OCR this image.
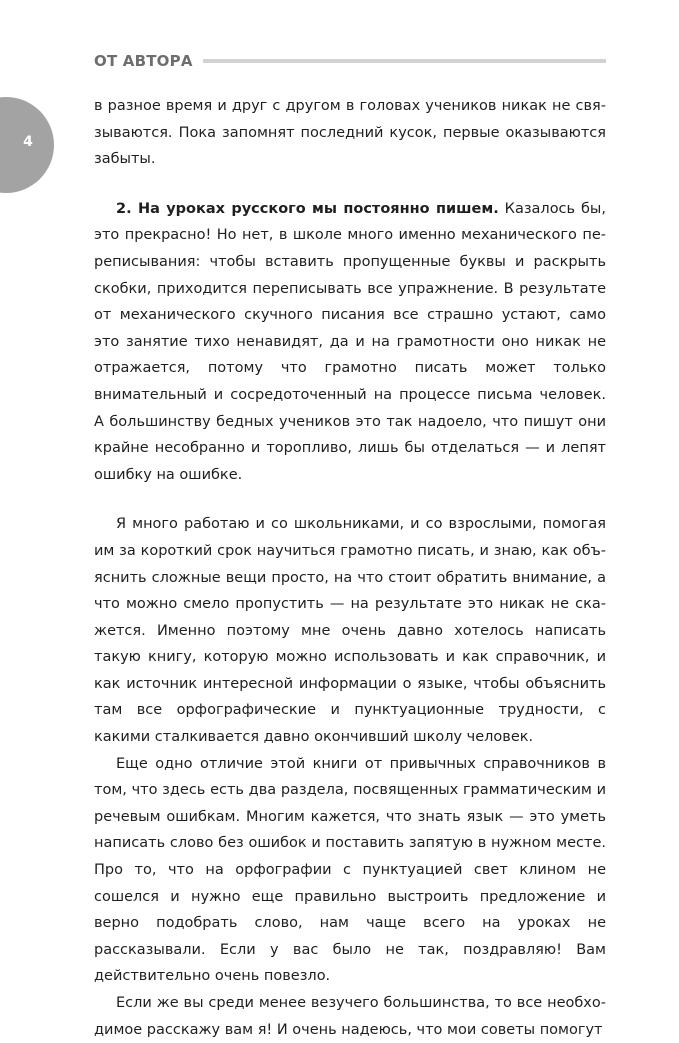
ОТ АВТОРА
4

в разное время и друг с другом в головах учеников никак не связываются. Пока запомнят последний кусок, первые оказываются забыты.

2. На уроках русского мы постоянно пишем. Казалось бы, это прекрасно! Но нет, в школе много именно механического переписывания: чтобы вставить пропущенные буквы и раскрыть скобки, приходится переписывать все упражнение. В результате от механического скучного писания все страшно устают, само это занятие тихо ненавидят, да и на грамотности оно никак не отражается, потому что грамотно писать может только внимательный и сосредоточенный на процессе письма человек. А большинству бедных учеников это так надоело, что пишут они крайне несобранно и торопливо, лишь бы отделаться — и лепят ошибку на ошибке.

Я много работаю и со школьниками, и со взрослыми, помогая им за короткий срок научиться грамотно писать, и знаю, как объяснить сложные вещи просто, на что стоит обратить внимание, а что можно смело пропустить — на результате это никак не скажется. Именно поэтому мне очень давно хотелось написать такую книгу, которую можно использовать и как справочник, и как источник интересной информации о языке, чтобы объяснить там все орфографические и пунктуационные трудности, с какими сталкивается давно окончивший школу человек.

Еще одно отличие этой книги от привычных справочников в том, что здесь есть два раздела, посвященных грамматическим и речевым ошибкам. Многим кажется, что знать язык — это уметь написать слово без ошибок и поставить запятую в нужном месте. Про то, что на орфографии с пунктуацией свет клином не сошелся и нужно еще правильно выстроить предложение и верно подобрать слово, нам чаще всего на уроках не рассказывали. Если у вас было не так, поздравляю! Вам действительно очень повезло.

Если же вы среди менее везучего большинства, то все необходимое расскажу вам я! И очень надеюсь, что мои советы помогут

**GOAL:**
None of the pictures should appear; repeat the records exactly otherwise.

**ANSWER TO THE TASK:**
OCR this image.
ОТ АВТОРА
4

в разное время и друг с другом в головах учеников никак не связываются. Пока запомнят последний кусок, первые оказываются забыты.

2. На уроках русского мы постоянно пишем. Казалось бы, это прекрасно! Но нет, в школе много именно механического переписывания: чтобы вставить пропущенные буквы и раскрыть скобки, приходится переписывать все упражнение. В результате от механического скучного писания все страшно устают, само это занятие тихо ненавидят, да и на грамотности оно никак не отражается, потому что грамотно писать может только внимательный и сосредоточенный на процессе письма человек. А большинству бедных учеников это так надоело, что пишут они крайне несобранно и торопливо, лишь бы отделаться — и лепят ошибку на ошибке.

Я много работаю и со школьниками, и со взрослыми, помогая им за короткий срок научиться грамотно писать, и знаю, как объяснить сложные вещи просто, на что стоит обратить внимание, а что можно смело пропустить — на результате это никак не скажется. Именно поэтому мне очень давно хотелось написать такую книгу, которую можно использовать и как справочник, и как источник интересной информации о языке, чтобы объяснить там все орфографические и пунктуационные трудности, с какими сталкивается давно окончивший школу человек.

Еще одно отличие этой книги от привычных справочников в том, что здесь есть два раздела, посвященных грамматическим и речевым ошибкам. Многим кажется, что знать язык — это уметь написать слово без ошибок и поставить запятую в нужном месте. Про то, что на орфографии с пунктуацией свет клином не сошелся и нужно еще правильно выстроить предложение и верно подобрать слово, нам чаще всего на уроках не рассказывали. Если у вас было не так, поздравляю! Вам действительно очень повезло.

Если же вы среди менее везучего большинства, то все необходимое расскажу вам я! И очень надеюсь, что мои советы помогут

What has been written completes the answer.